◆ TASK BRIEF: Copy out each line in the material below that has the word "tricks".

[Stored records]
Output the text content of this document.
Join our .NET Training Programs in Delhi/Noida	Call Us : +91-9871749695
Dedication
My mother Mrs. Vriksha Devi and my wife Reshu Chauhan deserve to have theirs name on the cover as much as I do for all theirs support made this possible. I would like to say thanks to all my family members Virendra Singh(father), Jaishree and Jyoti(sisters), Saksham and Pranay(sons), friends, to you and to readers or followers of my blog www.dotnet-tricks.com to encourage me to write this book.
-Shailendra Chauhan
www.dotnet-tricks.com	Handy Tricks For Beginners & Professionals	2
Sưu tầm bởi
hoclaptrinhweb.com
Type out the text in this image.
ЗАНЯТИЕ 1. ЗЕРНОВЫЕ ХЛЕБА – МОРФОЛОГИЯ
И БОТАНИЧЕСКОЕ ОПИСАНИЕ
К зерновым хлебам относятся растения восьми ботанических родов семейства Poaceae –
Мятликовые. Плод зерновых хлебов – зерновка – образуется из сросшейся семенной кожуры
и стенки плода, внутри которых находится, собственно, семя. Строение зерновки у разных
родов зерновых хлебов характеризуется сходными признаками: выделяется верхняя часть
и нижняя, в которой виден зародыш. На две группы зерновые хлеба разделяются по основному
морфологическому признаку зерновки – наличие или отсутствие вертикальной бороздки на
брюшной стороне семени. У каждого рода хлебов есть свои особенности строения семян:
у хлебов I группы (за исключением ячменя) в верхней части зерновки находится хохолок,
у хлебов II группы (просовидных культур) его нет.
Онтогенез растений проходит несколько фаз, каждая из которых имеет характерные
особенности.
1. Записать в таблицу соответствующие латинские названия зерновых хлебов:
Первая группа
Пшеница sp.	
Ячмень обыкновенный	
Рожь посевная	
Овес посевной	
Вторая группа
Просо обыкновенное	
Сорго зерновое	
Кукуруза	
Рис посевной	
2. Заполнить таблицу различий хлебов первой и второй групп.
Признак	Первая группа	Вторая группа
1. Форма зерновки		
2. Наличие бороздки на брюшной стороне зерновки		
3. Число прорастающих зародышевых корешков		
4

◆ REPLY TO THE EXERCISE:
My mother Mrs. Vriksha Devi and my wife Reshu Chauhan deserve to have theirs name on the cover as much as I do for all theirs support made this possible. I would like to say thanks to all my family members Virendra Singh(father), Jaishree and Jyoti(sisters), Saksham and Pranay(sons), friends, to you and to readers or followers of my blog www.dotnet-tricks.com to encourage me to write this book.
www.dotnet-tricks.com	Handy Tricks For Beginners & Professionals	2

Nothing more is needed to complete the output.